--- start DATASET RECORDS ---
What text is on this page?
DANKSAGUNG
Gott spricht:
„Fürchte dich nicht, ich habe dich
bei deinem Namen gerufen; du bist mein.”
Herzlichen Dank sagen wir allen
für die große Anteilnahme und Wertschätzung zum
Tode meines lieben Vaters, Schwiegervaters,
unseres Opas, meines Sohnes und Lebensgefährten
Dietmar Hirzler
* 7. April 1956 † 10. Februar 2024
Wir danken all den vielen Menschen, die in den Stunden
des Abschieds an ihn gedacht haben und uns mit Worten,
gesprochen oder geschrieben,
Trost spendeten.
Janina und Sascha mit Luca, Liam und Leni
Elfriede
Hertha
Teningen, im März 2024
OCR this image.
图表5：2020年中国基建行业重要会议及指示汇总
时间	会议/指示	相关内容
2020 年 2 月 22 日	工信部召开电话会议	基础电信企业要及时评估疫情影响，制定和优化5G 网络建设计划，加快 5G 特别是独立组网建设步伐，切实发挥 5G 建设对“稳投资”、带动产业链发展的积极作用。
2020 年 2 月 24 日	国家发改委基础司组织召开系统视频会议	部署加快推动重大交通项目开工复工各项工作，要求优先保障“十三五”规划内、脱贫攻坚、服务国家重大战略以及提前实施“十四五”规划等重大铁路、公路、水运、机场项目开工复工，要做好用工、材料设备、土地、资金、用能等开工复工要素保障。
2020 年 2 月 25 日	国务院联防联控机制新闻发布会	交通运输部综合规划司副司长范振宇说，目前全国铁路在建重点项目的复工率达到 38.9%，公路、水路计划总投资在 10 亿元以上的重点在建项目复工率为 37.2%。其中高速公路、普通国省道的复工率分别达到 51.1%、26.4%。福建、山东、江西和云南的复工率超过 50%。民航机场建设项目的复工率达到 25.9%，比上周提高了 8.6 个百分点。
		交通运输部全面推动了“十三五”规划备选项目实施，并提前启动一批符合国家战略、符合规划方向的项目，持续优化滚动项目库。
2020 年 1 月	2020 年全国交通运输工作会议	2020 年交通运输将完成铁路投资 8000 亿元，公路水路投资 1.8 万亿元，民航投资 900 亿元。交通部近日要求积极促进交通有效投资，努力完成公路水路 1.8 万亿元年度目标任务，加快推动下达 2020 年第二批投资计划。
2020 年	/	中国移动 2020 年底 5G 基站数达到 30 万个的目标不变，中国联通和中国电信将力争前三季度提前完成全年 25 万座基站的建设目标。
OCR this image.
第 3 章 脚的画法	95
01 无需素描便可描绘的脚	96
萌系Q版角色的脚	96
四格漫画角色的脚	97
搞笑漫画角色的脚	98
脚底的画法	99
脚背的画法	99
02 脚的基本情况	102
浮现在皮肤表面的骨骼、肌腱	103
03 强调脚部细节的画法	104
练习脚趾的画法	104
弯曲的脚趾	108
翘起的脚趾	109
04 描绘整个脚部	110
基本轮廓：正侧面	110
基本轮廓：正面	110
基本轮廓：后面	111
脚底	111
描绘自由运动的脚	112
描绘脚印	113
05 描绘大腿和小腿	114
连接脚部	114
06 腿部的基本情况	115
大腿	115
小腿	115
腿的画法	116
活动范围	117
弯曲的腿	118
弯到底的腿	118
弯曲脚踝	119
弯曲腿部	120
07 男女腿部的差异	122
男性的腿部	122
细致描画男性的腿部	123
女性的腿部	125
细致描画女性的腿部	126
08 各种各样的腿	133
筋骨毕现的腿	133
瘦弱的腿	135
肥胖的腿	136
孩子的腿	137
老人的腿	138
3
--- end DATASET RECORDS ---
◆ DESCRIPTION OF THE TASK ◆
Copy out all of the records above with nothing altered.

◆ OUTPUT OF THE TASK ◆
What text is on this page?
DANKSAGUNG
Gott spricht:
„Fürchte dich nicht, ich habe dich
bei deinem Namen gerufen; du bist mein.”
Herzlichen Dank sagen wir allen
für die große Anteilnahme und Wertschätzung zum
Tode meines lieben Vaters, Schwiegervaters,
unseres Opas, meines Sohnes und Lebensgefährten
Dietmar Hirzler
* 7. April 1956 † 10. Februar 2024
Wir danken all den vielen Menschen, die in den Stunden
des Abschieds an ihn gedacht haben und uns mit Worten,
gesprochen oder geschrieben,
Trost spendeten.
Janina und Sascha mit Luca, Liam und Leni
Elfriede
Hertha
Teningen, im März 2024
OCR this image.
图表5：2020年中国基建行业重要会议及指示汇总
时间	会议/指示	相关内容
2020 年 2 月 22 日	工信部召开电话会议	基础电信企业要及时评估疫情影响，制定和优化5G 网络建设计划，加快 5G 特别是独立组网建设步伐，切实发挥 5G 建设对“稳投资”、带动产业链发展的积极作用。
2020 年 2 月 24 日	国家发改委基础司组织召开系统视频会议	部署加快推动重大交通项目开工复工各项工作，要求优先保障“十三五”规划内、脱贫攻坚、服务国家重大战略以及提前实施“十四五”规划等重大铁路、公路、水运、机场项目开工复工，要做好用工、材料设备、土地、资金、用能等开工复工要素保障。
2020 年 2 月 25 日	国务院联防联控机制新闻发布会	交通运输部综合规划司副司长范振宇说，目前全国铁路在建重点项目的复工率达到 38.9%，公路、水路计划总投资在 10 亿元以上的重点在建项目复工率为 37.2%。其中高速公路、普通国省道的复工率分别达到 51.1%、26.4%。福建、山东、江西和云南的复工率超过 50%。民航机场建设项目的复工率达到 25.9%，比上周提高了 8.6 个百分点。
		交通运输部全面推动了“十三五”规划备选项目实施，并提前启动一批符合国家战略、符合规划方向的项目，持续优化滚动项目库。
2020 年 1 月	2020 年全国交通运输工作会议	2020 年交通运输将完成铁路投资 8000 亿元，公路水路投资 1.8 万亿元，民航投资 900 亿元。交通部近日要求积极促进交通有效投资，努力完成公路水路 1.8 万亿元年度目标任务，加快推动下达 2020 年第二批投资计划。
2020 年	/	中国移动 2020 年底 5G 基站数达到 30 万个的目标不变，中国联通和中国电信将力争前三季度提前完成全年 25 万座基站的建设目标。
OCR this image.
第 3 章 脚的画法	95
01 无需素描便可描绘的脚	96
萌系Q版角色的脚	96
四格漫画角色的脚	97
搞笑漫画角色的脚	98
脚底的画法	99
脚背的画法	99
02 脚的基本情况	102
浮现在皮肤表面的骨骼、肌腱	103
03 强调脚部细节的画法	104
练习脚趾的画法	104
弯曲的脚趾	108
翘起的脚趾	109
04 描绘整个脚部	110
基本轮廓：正侧面	110
基本轮廓：正面	110
基本轮廓：后面	111
脚底	111
描绘自由运动的脚	112
描绘脚印	113
05 描绘大腿和小腿	114
连接脚部	114
06 腿部的基本情况	115
大腿	115
小腿	115
腿的画法	116
活动范围	117
弯曲的腿	118
弯到底的腿	118
弯曲脚踝	119
弯曲腿部	120
07 男女腿部的差异	122
男性的腿部	122
细致描画男性的腿部	123
女性的腿部	125
细致描画女性的腿部	126
08 各种各样的腿	133
筋骨毕现的腿	133
瘦弱的腿	135
肥胖的腿	136
孩子的腿	137
老人的腿	138
3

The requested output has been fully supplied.